** Begin DATA SHOWN **
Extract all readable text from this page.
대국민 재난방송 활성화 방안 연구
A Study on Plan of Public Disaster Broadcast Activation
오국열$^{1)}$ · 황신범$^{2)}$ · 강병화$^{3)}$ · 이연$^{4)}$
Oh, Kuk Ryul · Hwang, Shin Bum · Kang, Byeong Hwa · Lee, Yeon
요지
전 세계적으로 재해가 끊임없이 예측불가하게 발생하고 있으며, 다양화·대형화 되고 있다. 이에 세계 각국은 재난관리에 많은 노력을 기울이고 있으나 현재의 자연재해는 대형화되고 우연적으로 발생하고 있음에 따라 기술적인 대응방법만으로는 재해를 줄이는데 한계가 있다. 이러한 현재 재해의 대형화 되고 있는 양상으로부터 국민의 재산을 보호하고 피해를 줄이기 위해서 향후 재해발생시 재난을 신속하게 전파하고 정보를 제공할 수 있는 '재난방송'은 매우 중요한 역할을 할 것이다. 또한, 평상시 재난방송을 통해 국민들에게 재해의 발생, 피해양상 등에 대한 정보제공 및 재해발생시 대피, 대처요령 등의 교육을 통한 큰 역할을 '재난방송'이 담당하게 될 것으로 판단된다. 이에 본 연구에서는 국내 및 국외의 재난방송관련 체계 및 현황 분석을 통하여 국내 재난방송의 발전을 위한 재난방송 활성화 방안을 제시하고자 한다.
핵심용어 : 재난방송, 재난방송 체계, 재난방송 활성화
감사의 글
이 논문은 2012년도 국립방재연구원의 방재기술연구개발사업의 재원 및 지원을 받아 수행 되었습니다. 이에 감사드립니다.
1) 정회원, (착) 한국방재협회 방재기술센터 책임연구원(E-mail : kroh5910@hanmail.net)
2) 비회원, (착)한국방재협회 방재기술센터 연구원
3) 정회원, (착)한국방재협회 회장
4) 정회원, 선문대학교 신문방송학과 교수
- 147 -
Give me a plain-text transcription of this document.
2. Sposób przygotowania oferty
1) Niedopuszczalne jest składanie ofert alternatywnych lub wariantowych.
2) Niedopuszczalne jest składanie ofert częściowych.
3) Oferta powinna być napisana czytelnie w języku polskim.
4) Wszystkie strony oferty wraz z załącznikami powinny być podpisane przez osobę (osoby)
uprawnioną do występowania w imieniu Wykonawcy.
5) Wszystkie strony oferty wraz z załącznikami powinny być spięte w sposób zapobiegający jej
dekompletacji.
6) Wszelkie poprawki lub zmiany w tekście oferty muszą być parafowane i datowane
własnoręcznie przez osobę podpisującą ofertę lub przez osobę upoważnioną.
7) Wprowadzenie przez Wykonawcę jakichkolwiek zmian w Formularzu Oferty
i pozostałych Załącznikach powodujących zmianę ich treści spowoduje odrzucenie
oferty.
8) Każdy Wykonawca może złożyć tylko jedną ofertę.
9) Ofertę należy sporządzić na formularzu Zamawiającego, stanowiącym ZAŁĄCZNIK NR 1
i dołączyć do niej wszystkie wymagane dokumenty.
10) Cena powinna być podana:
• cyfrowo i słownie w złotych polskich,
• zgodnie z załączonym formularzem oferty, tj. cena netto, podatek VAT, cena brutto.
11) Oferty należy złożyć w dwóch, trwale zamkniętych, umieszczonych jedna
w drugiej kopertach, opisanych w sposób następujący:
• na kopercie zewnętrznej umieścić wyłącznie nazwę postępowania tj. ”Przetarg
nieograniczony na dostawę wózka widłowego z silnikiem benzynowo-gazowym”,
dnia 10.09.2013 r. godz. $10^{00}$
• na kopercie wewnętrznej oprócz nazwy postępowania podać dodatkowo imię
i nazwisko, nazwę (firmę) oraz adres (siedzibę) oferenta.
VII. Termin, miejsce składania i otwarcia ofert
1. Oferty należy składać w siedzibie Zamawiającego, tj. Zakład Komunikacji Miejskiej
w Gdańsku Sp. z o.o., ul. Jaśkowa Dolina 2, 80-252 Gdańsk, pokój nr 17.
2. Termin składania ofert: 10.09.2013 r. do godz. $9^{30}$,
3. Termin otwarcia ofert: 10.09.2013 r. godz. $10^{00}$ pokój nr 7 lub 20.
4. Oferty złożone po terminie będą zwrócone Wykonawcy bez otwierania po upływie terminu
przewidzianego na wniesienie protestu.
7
** End DATA SHOWN **
** Begin DATA SHOWN **
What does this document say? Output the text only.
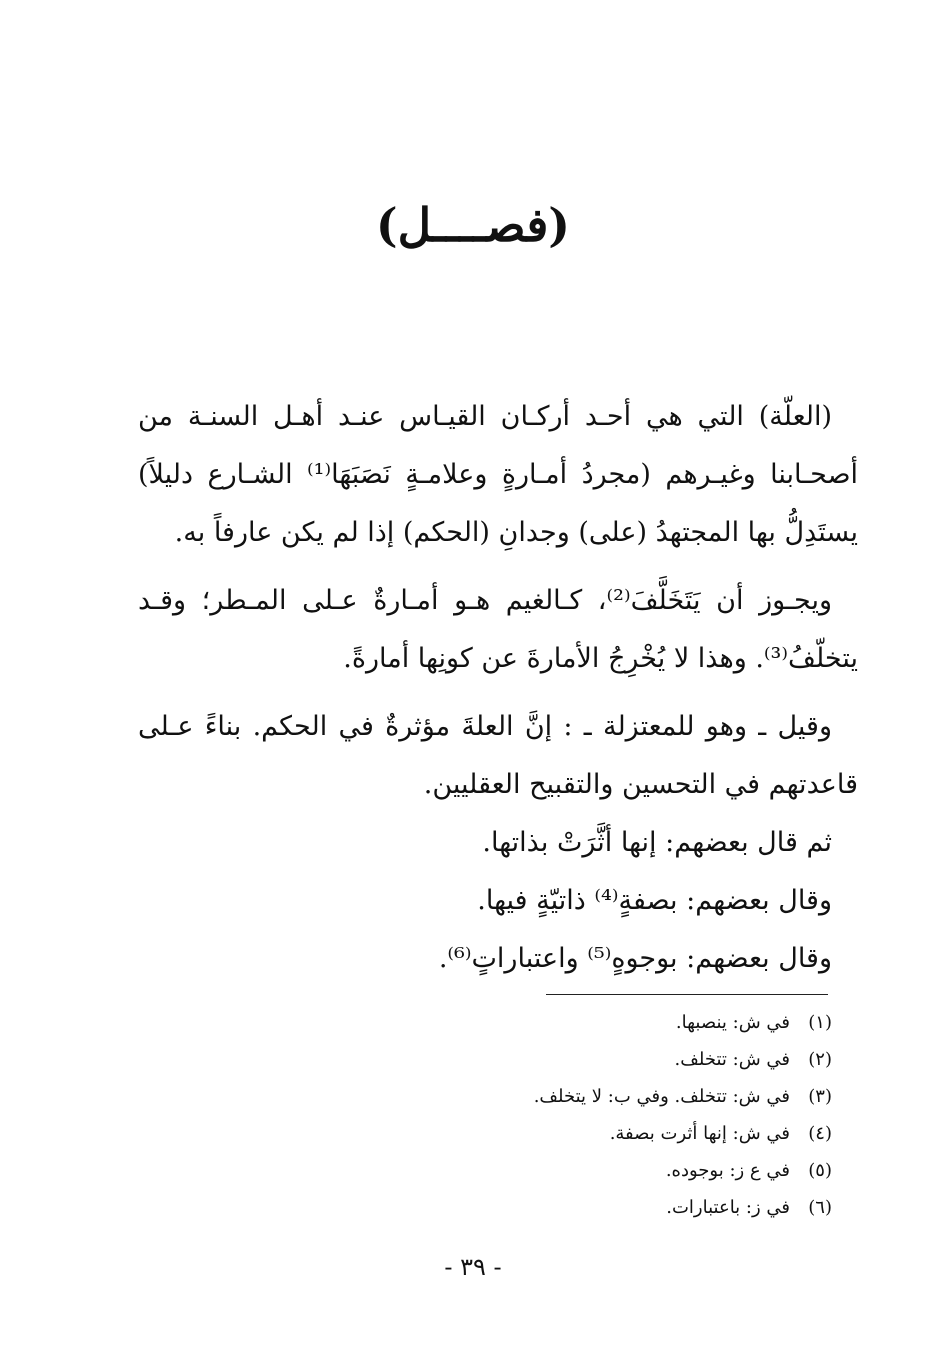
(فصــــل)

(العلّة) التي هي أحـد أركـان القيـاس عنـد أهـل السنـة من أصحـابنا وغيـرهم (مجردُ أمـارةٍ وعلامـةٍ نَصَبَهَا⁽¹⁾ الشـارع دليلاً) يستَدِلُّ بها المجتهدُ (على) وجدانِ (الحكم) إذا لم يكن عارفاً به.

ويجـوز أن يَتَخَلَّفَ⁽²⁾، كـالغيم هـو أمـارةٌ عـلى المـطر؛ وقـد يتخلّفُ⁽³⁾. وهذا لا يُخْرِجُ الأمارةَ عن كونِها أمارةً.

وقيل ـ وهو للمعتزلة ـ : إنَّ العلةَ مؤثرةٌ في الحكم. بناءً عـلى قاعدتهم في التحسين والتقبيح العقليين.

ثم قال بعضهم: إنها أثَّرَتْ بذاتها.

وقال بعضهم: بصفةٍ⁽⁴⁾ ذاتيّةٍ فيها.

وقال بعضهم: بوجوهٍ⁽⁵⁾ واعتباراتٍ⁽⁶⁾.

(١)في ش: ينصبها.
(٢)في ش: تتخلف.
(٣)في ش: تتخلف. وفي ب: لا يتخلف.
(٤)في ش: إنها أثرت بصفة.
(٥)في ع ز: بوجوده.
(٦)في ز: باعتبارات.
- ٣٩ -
** End DATA SHOWN **
**TASK DETAILS:** All lines above with "strony" in them should be returned.

**RESPONSE BELOW:**
4) Wszystkie strony oferty wraz z załącznikami powinny być podpisane przez osobę (osoby)
5) Wszystkie strony oferty wraz z załącznikami powinny być spięte w sposób zapobiegający jej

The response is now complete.